## DESCRIPTION OF THE TASK
In the lines below, how many hold the word "التي"? Answer only with the number.

**** SUPPLIED DATA

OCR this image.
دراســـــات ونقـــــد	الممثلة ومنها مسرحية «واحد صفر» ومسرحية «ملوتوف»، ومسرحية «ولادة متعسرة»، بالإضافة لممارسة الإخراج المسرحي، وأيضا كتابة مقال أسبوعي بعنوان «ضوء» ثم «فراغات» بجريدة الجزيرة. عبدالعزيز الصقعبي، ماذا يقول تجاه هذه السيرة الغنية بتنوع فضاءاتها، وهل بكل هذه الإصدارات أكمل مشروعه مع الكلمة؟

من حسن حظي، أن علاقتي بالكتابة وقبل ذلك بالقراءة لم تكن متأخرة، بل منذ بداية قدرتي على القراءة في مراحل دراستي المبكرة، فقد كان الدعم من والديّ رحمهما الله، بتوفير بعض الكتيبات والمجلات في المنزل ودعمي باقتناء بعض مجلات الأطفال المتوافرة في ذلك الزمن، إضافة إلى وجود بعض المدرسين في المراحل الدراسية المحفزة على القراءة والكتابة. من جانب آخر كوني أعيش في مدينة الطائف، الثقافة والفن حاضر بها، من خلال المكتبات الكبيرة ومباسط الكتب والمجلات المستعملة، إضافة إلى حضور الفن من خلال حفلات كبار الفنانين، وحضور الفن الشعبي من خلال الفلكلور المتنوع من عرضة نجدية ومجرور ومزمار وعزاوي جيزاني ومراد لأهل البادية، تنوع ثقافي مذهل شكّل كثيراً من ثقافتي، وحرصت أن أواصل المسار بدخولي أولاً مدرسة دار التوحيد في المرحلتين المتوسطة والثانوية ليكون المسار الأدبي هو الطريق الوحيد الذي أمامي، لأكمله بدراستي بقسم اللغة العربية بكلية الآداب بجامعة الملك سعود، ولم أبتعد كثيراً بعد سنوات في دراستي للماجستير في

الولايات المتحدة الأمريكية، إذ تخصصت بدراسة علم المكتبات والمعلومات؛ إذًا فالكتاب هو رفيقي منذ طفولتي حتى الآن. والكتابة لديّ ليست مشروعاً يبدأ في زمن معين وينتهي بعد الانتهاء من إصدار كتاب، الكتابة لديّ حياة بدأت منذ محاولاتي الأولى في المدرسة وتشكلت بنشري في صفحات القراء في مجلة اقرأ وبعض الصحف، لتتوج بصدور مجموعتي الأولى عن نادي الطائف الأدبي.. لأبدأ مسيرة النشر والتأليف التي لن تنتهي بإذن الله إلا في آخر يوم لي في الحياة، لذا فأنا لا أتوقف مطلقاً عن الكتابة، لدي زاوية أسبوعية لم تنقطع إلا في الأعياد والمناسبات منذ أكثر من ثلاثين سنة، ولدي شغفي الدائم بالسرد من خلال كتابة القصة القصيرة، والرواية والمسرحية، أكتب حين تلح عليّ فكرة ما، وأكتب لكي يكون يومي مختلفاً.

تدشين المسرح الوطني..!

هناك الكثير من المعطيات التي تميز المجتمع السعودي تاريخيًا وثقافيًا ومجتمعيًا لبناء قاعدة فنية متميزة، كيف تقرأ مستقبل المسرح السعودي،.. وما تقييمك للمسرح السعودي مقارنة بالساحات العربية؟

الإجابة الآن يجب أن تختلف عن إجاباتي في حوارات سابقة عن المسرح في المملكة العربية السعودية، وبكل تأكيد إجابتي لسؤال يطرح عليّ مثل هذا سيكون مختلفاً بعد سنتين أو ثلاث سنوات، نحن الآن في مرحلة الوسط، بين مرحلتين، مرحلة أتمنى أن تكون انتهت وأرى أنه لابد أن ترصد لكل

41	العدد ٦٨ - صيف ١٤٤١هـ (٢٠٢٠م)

********

## RESPONSE
2